_STATED EXERCISE_. Records follow. Select each line holding "education".

[start of INPUT RECORDS]

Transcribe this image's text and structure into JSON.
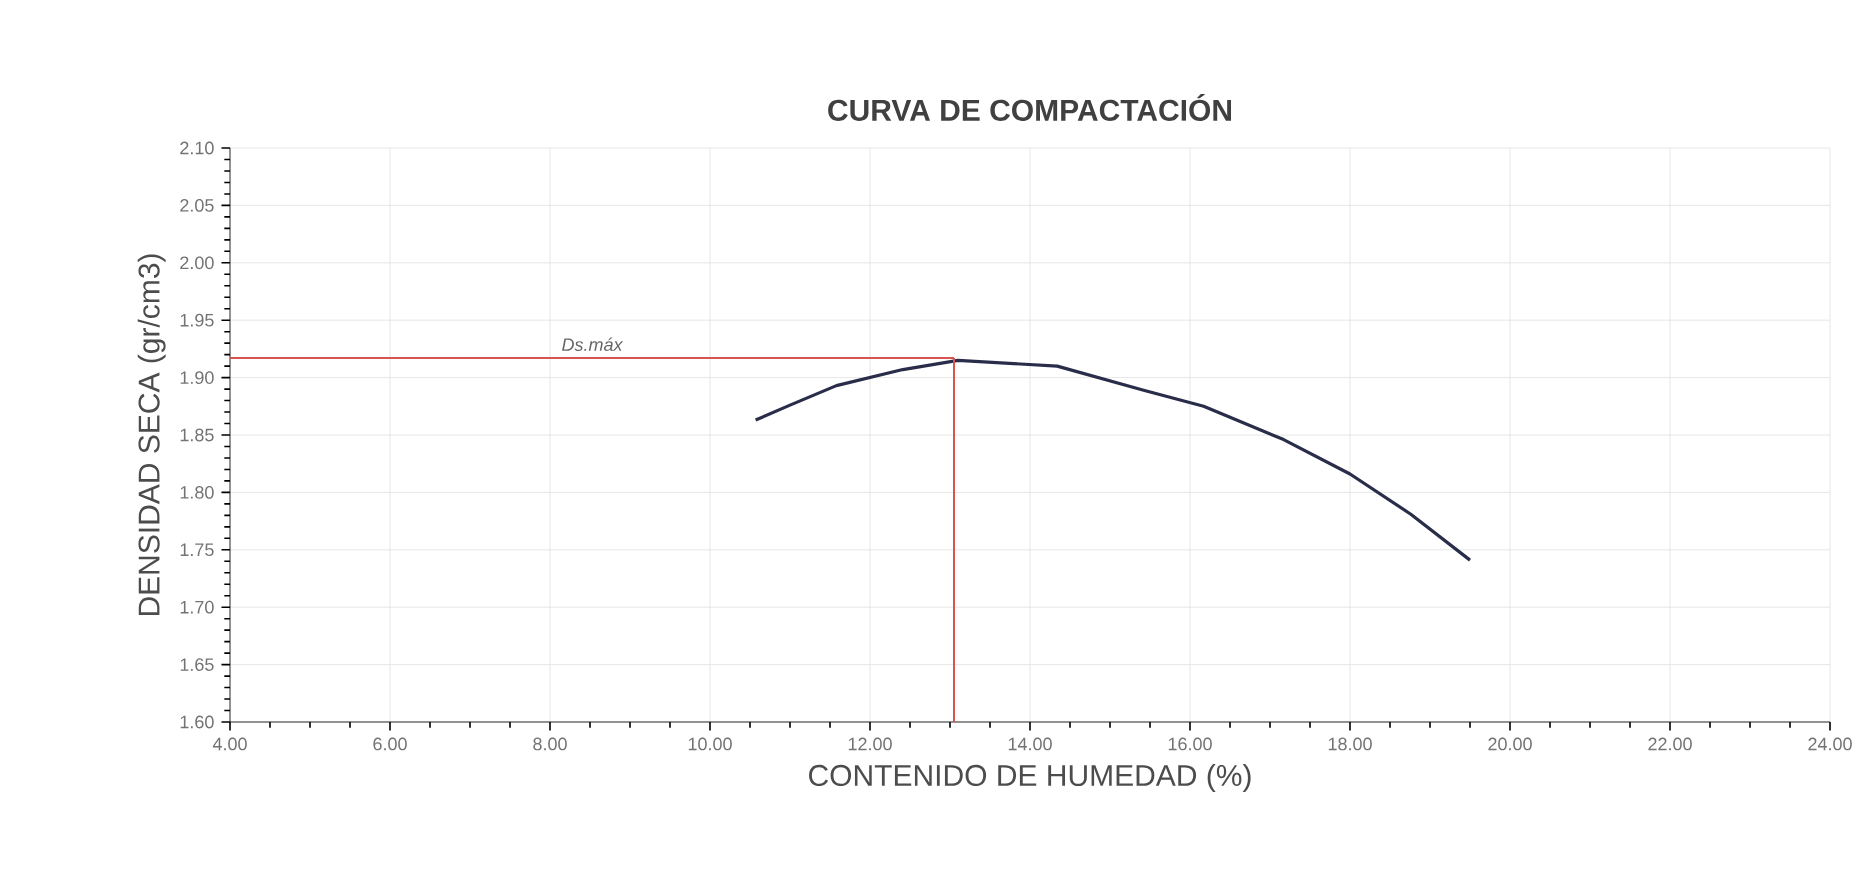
{
  "chart_data": {
    "type": "line",
    "title": "CURVA DE COMPACTACIÓN",
    "xlabel": "CONTENIDO DE HUMEDAD (%)",
    "ylabel": "DENSIDAD SECA (gr/cm3)",
    "x": [
      10.57,
      11.0,
      11.58,
      12.41,
      13.1,
      14.34,
      15.42,
      16.17,
      17.17,
      18.0,
      18.76,
      19.5
    ],
    "series": [
      {
        "color": "#2a2d4a",
        "values": [
          1.863,
          1.876,
          1.893,
          1.907,
          1.915,
          1.91,
          1.889,
          1.875,
          1.846,
          1.816,
          1.781,
          1.741
        ]
      }
    ],
    "xlim": [
      4,
      24
    ],
    "ylim": [
      1.6,
      2.1
    ],
    "xticks": [
      {
        "value": 4,
        "label": "4.00"
      },
      {
        "value": 6,
        "label": "6.00"
      },
      {
        "value": 8,
        "label": "8.00"
      },
      {
        "value": 10,
        "label": "10.00"
      },
      {
        "value": 12,
        "label": "12.00"
      },
      {
        "value": 14,
        "label": "14.00"
      },
      {
        "value": 16,
        "label": "16.00"
      },
      {
        "value": 18,
        "label": "18.00"
      },
      {
        "value": 20,
        "label": "20.00"
      },
      {
        "value": 22,
        "label": "22.00"
      },
      {
        "value": 24,
        "label": "24.00"
      }
    ],
    "yticks": [
      {
        "value": 1.6,
        "label": "1.60"
      },
      {
        "value": 1.65,
        "label": "1.65"
      },
      {
        "value": 1.7,
        "label": "1.70"
      },
      {
        "value": 1.75,
        "label": "1.75"
      },
      {
        "value": 1.8,
        "label": "1.80"
      },
      {
        "value": 1.85,
        "label": "1.85"
      },
      {
        "value": 1.9,
        "label": "1.90"
      },
      {
        "value": 1.95,
        "label": "1.95"
      },
      {
        "value": 2.0,
        "label": "2.00"
      },
      {
        "value": 2.05,
        "label": "2.05"
      },
      {
        "value": 2.1,
        "label": "2.10"
      }
    ],
    "ref_lines": [
      {
        "axis": "y",
        "value": 1.917,
        "label": "Ds.máx",
        "color": "#d9534f"
      },
      {
        "axis": "x",
        "value": 13.05,
        "color": "#d9534f"
      }
    ],
    "grid": true,
    "marker": "none",
    "line_style": "solid"
  }
}
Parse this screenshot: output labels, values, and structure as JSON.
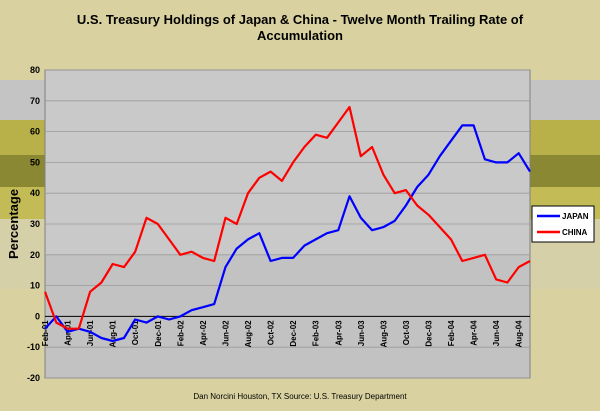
{
  "chart_data": {
    "type": "line",
    "title_line1": "U.S. Treasury Holdings of Japan & China  - Twelve Month Trailing Rate of",
    "title_line2": "Accumulation",
    "ylabel": "Percentage",
    "xlabel": "",
    "ylim": [
      -20,
      80
    ],
    "yticks": [
      "80",
      "70",
      "60",
      "50",
      "40",
      "30",
      "20",
      "10",
      "0",
      "-10",
      "-20"
    ],
    "x": [
      "Feb-01",
      "Mar-01",
      "Apr-01",
      "May-01",
      "Jun-01",
      "Jul-01",
      "Aug-01",
      "Sep-01",
      "Oct-01",
      "Nov-01",
      "Dec-01",
      "Jan-02",
      "Feb-02",
      "Mar-02",
      "Apr-02",
      "May-02",
      "Jun-02",
      "Jul-02",
      "Aug-02",
      "Sep-02",
      "Oct-02",
      "Nov-02",
      "Dec-02",
      "Jan-03",
      "Feb-03",
      "Mar-03",
      "Apr-03",
      "May-03",
      "Jun-03",
      "Jul-03",
      "Aug-03",
      "Sep-03",
      "Oct-03",
      "Nov-03",
      "Dec-03",
      "Jan-04",
      "Feb-04",
      "Mar-04",
      "Apr-04",
      "May-04",
      "Jun-04",
      "Jul-04",
      "Aug-04",
      "Sep-04"
    ],
    "xtick_labels": [
      "Feb-01",
      "Apr-01",
      "Jun-01",
      "Aug-01",
      "Oct-01",
      "Dec-01",
      "Feb-02",
      "Apr-02",
      "Jun-02",
      "Aug-02",
      "Oct-02",
      "Dec-02",
      "Feb-03",
      "Apr-03",
      "Jun-03",
      "Aug-03",
      "Oct-03",
      "Dec-03",
      "Feb-04",
      "Apr-04",
      "Jun-04",
      "Aug-04"
    ],
    "series": [
      {
        "name": "JAPAN",
        "color": "#0000ff",
        "values": [
          -4,
          0,
          -5,
          -4,
          -5,
          -7,
          -8,
          -7,
          -1,
          -2,
          0,
          -1,
          0,
          2,
          3,
          4,
          16,
          22,
          25,
          27,
          18,
          19,
          19,
          23,
          25,
          27,
          28,
          39,
          32,
          28,
          29,
          31,
          36,
          42,
          46,
          52,
          57,
          62,
          62,
          51,
          50,
          50,
          53,
          47
        ]
      },
      {
        "name": "CHINA",
        "color": "#ff0000",
        "values": [
          8,
          -2,
          -4,
          -4,
          8,
          11,
          17,
          16,
          21,
          32,
          30,
          25,
          20,
          21,
          19,
          18,
          32,
          30,
          40,
          45,
          47,
          44,
          50,
          55,
          59,
          58,
          63,
          68,
          52,
          55,
          46,
          40,
          41,
          36,
          33,
          29,
          25,
          18,
          19,
          20,
          12,
          11,
          16,
          18
        ]
      }
    ],
    "legend_position": "right"
  },
  "footer": "Dan Norcini  Houston, TX    Source: U.S. Treasury Department",
  "colors": {
    "background": "#d9d2a0",
    "plot_area": "#c8c8c8",
    "band_dark": "#a8a8a8",
    "band_olive": "#b8b048",
    "band_olive_dark": "#7c7a2c",
    "plot_white": "#ffffff"
  }
}
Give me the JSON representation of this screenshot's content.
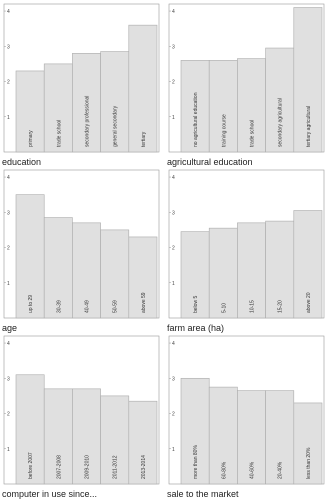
{
  "chart_data": [
    {
      "type": "bar",
      "x_label": "education",
      "categories": [
        "primary",
        "trade school",
        "secondary professional",
        "general secondary",
        "tertiary"
      ],
      "values": [
        2.3,
        2.5,
        2.8,
        2.85,
        3.6
      ],
      "color": "#e0e0e0",
      "ylim": [
        0,
        4.2
      ],
      "yticks": [
        1,
        2,
        3,
        4
      ]
    },
    {
      "type": "bar",
      "x_label": "agricultural education",
      "categories": [
        "no agricultural education",
        "training course",
        "trade school",
        "secondary agricultural",
        "tertiary agricultural"
      ],
      "values": [
        2.6,
        2.6,
        2.65,
        2.95,
        4.1
      ],
      "color": "#e0e0e0",
      "ylim": [
        0,
        4.2
      ],
      "yticks": [
        1,
        2,
        3,
        4
      ]
    },
    {
      "type": "bar",
      "x_label": "age",
      "categories": [
        "up to 29",
        "30-39",
        "40-49",
        "50-59",
        "above 59"
      ],
      "values": [
        3.5,
        2.85,
        2.7,
        2.5,
        2.3
      ],
      "color": "#e0e0e0",
      "ylim": [
        0,
        4.2
      ],
      "yticks": [
        1,
        2,
        3,
        4
      ]
    },
    {
      "type": "bar",
      "x_label": "farm area (ha)",
      "categories": [
        "below 5",
        "5-10",
        "10-15",
        "15-20",
        "above 20"
      ],
      "values": [
        2.45,
        2.55,
        2.7,
        2.75,
        3.05
      ],
      "color": "#e0e0e0",
      "ylim": [
        0,
        4.2
      ],
      "yticks": [
        1,
        2,
        3,
        4
      ]
    },
    {
      "type": "bar",
      "x_label": "computer in use since...",
      "categories": [
        "before 2007",
        "2007-2008",
        "2009-2010",
        "2011-2012",
        "2013-2014"
      ],
      "values": [
        3.1,
        2.7,
        2.7,
        2.5,
        2.35
      ],
      "color": "#e0e0e0",
      "ylim": [
        0,
        4.2
      ],
      "yticks": [
        1,
        2,
        3,
        4
      ]
    },
    {
      "type": "bar",
      "x_label": "sale to the market",
      "categories": [
        "more than 80%",
        "60-80%",
        "40-60%",
        "20-40%",
        "less than 20%"
      ],
      "values": [
        3.0,
        2.75,
        2.65,
        2.65,
        2.3
      ],
      "color": "#e0e0e0",
      "ylim": [
        0,
        4.2
      ],
      "yticks": [
        1,
        2,
        3,
        4
      ]
    }
  ]
}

[end of INPUT RECORDS]

_EXPECTED ANSWER_.
      "x_label": "education",
      "x_label": "agricultural education",
        "no agricultural education",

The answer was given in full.